* Written request: Search the listing below for the string "逐步提升" and show each line that contains it.

-------- Supplied data

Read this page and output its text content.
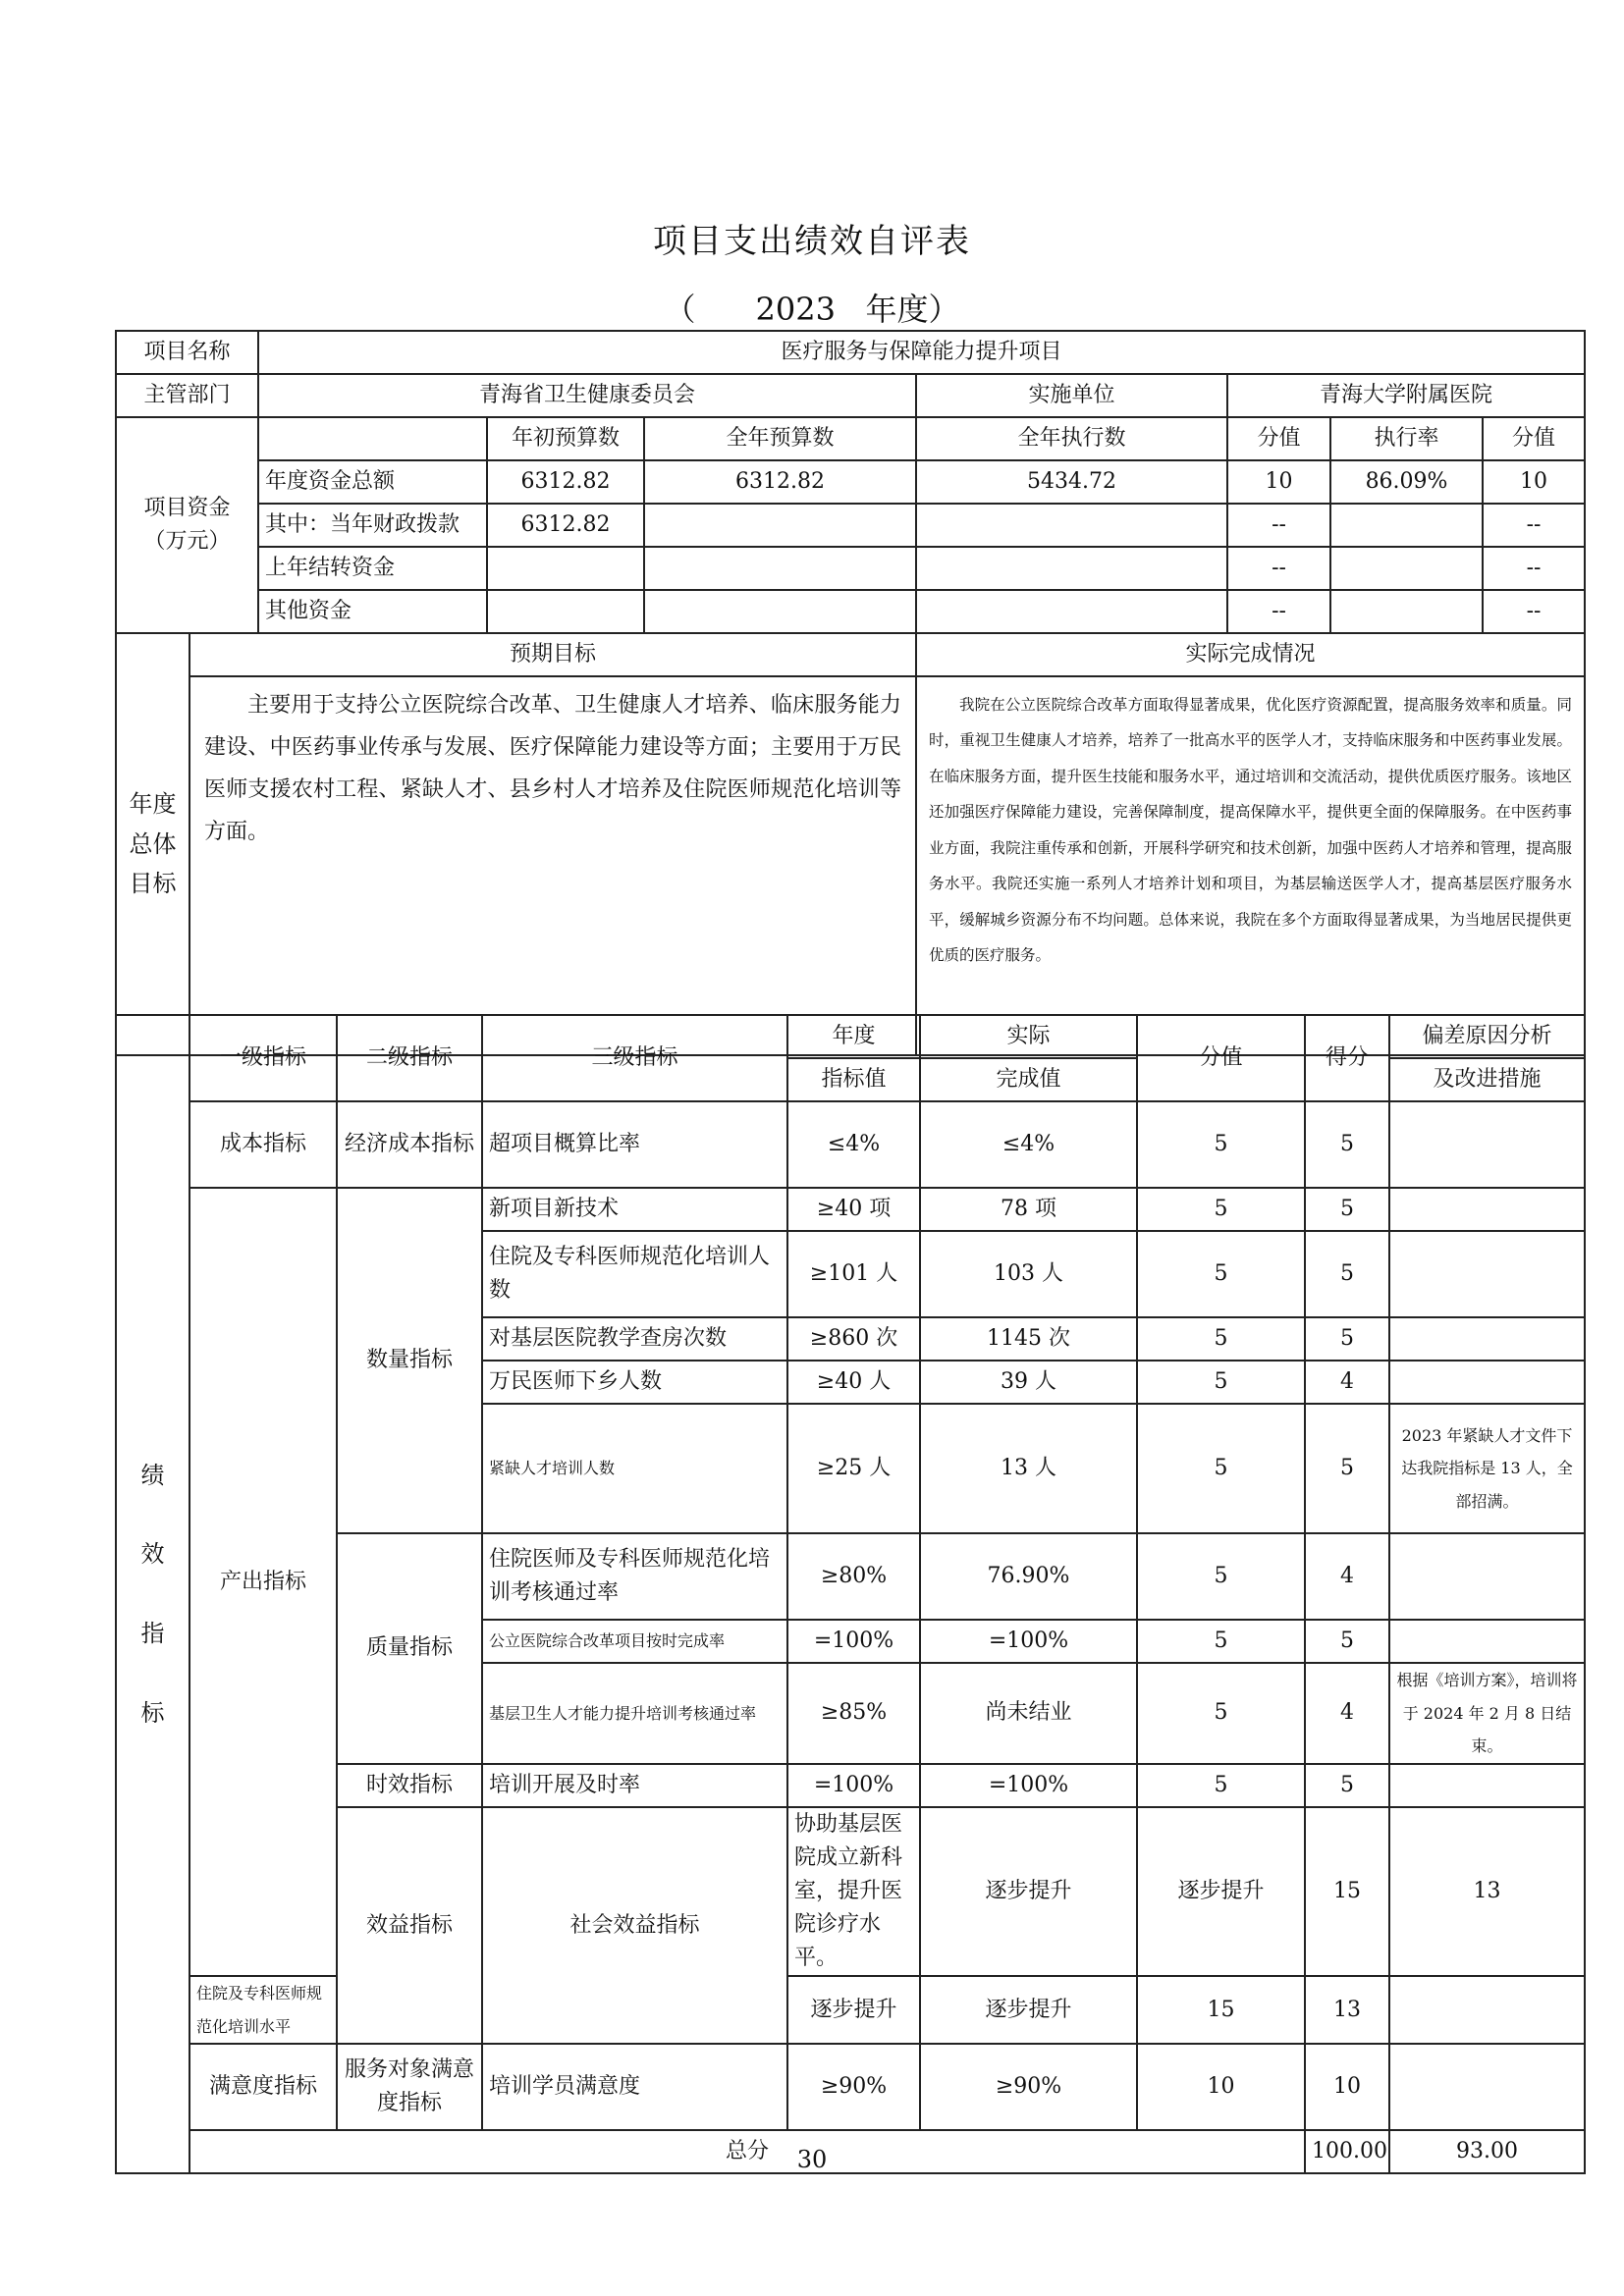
项目支出绩效自评表
（      2023   年度）
项目名称		医疗服务与保障能力提升项目						
主管部门		青海省卫生健康委员会			实施单位	青海大学附属医院		

项目资金
（万元）			年初预算数	全年预算数	全年执行数	分值	执行率	分值
		年度资金总额	6312.82	6312.82	5434.72	10	86.09%	10
		其中：当年财政拨款	6312.82			--		--
		上年结转资金				--		--
		其他资金				--		--

年度
总体
目标	预期目标				实际完成情况			
	主要用于支持公立医院综合改革、卫生健康人才培养、临床服务能力建设、中医药事业传承与发展、医疗保障能力建设等方面；主要用于万民医师支援农村工程、紧缺人才、县乡村人才培养及住院医师规范化培训等方面。				我院在公立医院综合改革方面取得显著成果，优化医疗资源配置，提高服务效率和质量。同时，重视卫生健康人才培养，培养了一批高水平的医学人才，支持临床服务和中医药事业发展。在临床服务方面，提升医生技能和服务水平，通过培训和交流活动，提供优质医疗服务。该地区还加强医疗保障能力建设，完善保障制度，提高保障水平，提供更全面的保障服务。在中医药事业方面，我院注重传承和创新，开展科学研究和技术创新，加强中医药人才培养和管理，提高服务水平。我院还实施一系列人才培养计划和项目，为基层输送医学人才，提高基层医疗服务水平，缓解城乡资源分布不均问题。总体来说，我院在多个方面取得显著成果，为当地居民提供更优质的医疗服务。			
绩
效
指
标	一级指标	二级指标	三级指标	年度	实际	分值	得分	偏差原因分析	
				指标值	完成值			及改进措施	
	成本指标	经济成本指标	超项目概算比率	≤4%	≤4%	5	5		
	产出指标	数量指标	新项目新技术	≥40 项	78 项	5	5		
			住院及专科医师规范化培训人数	≥101 人	103 人	5	5		
			对基层医院教学查房次数	≥860 次	1145 次	5	5		
			万民医师下乡人数	≥40 人	39 人	5	4		
			紧缺人才培训人数	≥25 人	13 人	5	5	2023 年紧缺人才文件下达我院指标是 13 人，全部招满。	
		质量指标	住院医师及专科医师规范化培训考核通过率	≥80%	76.90%	5	4		
			公立医院综合改革项目按时完成率	=100%	=100%	5	5		
			基层卫生人才能力提升培训考核通过率	≥85%	尚未结业	5	4	根据《培训方案》，培训将于 2024 年 2 月 8 日结束。	
		时效指标	培训开展及时率	=100%	=100%	5	5		
		效益指标	社会效益指标	协助基层医院成立新科室，提升医院诊疗水平。	逐步提升	逐步提升	15	13	
	住院及专科医师规范化培训水平			逐步提升	逐步提升	15	13		
	满意度指标	服务对象满意度指标	培训学员满意度	≥90%	≥90%	10	10		
	总分						100.00	93.00	
30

----------------

* Result:
		效益指标	社会效益指标	协助基层医院成立新科室，提升医院诊疗水平。	逐步提升	逐步提升	15	13	
	住院及专科医师规范化培训水平			逐步提升	逐步提升	15	13		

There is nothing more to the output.